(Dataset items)

*-*-*

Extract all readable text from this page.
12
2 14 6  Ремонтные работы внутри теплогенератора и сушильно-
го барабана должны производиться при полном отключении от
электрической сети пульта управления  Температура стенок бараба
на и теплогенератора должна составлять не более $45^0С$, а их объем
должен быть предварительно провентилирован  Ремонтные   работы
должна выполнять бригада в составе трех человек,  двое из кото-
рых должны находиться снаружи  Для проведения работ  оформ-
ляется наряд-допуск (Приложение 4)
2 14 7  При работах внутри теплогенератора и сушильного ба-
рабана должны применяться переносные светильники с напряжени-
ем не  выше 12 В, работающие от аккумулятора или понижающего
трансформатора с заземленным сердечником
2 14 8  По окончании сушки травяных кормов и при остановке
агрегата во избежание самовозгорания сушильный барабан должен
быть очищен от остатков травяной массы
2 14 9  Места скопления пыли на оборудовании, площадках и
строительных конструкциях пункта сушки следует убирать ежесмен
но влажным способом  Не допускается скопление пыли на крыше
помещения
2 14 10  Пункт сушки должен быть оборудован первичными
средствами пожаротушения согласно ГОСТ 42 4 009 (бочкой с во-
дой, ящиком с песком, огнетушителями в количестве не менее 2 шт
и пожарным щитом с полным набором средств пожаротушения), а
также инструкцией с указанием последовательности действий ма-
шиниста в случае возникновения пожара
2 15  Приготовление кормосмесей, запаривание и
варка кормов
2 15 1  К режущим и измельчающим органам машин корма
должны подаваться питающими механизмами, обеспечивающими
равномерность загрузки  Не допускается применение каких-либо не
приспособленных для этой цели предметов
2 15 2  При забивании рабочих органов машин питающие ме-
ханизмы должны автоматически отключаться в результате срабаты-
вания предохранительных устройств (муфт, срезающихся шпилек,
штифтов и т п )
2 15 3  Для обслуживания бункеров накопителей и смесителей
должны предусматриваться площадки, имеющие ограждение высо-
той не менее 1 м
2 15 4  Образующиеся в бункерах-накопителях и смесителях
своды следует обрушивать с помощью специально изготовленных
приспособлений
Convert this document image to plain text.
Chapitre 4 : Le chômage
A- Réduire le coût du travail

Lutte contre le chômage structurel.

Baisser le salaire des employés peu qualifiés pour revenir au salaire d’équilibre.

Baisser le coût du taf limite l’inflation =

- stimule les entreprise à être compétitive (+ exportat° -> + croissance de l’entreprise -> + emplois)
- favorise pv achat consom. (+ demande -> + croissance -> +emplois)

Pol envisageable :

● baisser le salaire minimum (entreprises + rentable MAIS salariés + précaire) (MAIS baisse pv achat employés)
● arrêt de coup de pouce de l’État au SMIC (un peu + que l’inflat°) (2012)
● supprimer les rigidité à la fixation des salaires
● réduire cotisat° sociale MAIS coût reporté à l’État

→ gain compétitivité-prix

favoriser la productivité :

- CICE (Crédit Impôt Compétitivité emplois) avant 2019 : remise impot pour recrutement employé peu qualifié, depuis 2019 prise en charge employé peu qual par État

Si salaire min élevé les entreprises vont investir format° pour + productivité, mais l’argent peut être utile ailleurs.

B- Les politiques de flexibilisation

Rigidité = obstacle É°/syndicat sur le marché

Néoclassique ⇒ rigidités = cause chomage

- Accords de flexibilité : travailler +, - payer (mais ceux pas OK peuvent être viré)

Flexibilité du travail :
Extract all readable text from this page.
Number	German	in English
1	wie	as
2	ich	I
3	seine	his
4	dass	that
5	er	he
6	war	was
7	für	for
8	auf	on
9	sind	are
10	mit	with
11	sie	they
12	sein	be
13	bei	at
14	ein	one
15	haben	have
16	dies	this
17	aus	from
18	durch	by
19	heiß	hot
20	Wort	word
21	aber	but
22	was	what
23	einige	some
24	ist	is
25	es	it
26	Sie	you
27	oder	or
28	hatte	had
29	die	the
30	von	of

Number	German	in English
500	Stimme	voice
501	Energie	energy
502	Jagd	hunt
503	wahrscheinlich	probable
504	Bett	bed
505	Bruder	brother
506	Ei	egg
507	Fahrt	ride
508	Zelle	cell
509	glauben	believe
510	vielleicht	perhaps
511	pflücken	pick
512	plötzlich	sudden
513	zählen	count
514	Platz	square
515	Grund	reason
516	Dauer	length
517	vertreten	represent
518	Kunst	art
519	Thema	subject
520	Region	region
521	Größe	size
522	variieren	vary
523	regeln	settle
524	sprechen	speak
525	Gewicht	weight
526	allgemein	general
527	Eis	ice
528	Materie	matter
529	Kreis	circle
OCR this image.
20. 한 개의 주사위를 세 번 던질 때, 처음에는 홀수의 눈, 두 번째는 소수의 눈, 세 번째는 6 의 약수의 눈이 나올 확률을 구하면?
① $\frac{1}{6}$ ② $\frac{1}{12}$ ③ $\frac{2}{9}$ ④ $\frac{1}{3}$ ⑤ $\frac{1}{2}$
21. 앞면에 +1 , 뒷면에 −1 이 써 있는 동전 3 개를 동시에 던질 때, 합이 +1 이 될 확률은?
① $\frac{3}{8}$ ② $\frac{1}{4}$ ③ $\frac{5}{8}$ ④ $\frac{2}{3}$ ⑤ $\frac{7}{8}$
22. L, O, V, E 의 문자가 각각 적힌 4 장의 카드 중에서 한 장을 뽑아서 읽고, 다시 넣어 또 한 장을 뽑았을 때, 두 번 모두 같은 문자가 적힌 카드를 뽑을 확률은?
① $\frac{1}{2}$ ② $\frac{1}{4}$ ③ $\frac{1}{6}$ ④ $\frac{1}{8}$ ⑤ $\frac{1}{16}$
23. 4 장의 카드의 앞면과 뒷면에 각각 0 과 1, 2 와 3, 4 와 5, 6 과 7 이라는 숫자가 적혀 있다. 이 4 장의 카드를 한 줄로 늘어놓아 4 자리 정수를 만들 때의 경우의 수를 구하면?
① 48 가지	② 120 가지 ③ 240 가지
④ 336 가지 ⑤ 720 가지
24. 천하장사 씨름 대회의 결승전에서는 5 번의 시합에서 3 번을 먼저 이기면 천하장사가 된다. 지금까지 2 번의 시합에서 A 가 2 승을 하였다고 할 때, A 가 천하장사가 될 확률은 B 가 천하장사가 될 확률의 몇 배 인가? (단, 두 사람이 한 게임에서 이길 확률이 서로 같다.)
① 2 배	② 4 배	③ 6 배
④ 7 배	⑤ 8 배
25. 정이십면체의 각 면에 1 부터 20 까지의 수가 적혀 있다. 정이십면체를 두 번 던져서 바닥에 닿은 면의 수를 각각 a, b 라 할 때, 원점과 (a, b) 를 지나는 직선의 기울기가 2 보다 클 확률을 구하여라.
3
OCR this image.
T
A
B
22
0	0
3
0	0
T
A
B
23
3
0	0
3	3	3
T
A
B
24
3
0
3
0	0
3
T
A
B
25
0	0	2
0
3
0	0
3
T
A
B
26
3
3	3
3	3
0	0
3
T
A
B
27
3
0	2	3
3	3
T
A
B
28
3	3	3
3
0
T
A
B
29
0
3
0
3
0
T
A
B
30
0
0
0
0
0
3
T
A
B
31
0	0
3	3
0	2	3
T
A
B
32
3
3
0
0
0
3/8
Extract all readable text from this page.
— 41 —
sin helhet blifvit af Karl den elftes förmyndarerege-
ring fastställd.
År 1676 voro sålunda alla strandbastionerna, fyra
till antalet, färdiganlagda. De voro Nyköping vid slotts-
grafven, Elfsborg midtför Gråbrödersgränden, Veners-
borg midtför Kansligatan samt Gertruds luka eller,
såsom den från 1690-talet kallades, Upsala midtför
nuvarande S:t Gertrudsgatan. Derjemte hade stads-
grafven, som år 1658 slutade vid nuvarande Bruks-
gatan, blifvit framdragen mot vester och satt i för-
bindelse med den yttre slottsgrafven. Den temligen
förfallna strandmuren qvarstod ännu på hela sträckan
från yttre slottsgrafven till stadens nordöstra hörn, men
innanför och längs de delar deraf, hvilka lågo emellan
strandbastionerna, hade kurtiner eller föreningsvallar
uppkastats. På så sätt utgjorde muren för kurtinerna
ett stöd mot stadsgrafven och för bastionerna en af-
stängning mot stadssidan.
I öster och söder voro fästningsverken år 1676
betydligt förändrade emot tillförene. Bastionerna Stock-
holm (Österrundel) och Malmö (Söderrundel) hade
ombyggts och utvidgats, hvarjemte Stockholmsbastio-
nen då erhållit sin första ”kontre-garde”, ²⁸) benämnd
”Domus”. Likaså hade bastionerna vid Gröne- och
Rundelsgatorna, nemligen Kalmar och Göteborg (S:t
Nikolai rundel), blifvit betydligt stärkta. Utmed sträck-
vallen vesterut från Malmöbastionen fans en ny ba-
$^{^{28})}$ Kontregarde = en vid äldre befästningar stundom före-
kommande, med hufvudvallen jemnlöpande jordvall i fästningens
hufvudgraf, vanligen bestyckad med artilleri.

*-*-*

WHAT THE EXERCISE ASKS:
Filter out all lines lacking the word "chômage" and copy the rest.

TASK OUTPUT:
Chapitre 4 : Le chômage
Lutte contre le chômage structurel.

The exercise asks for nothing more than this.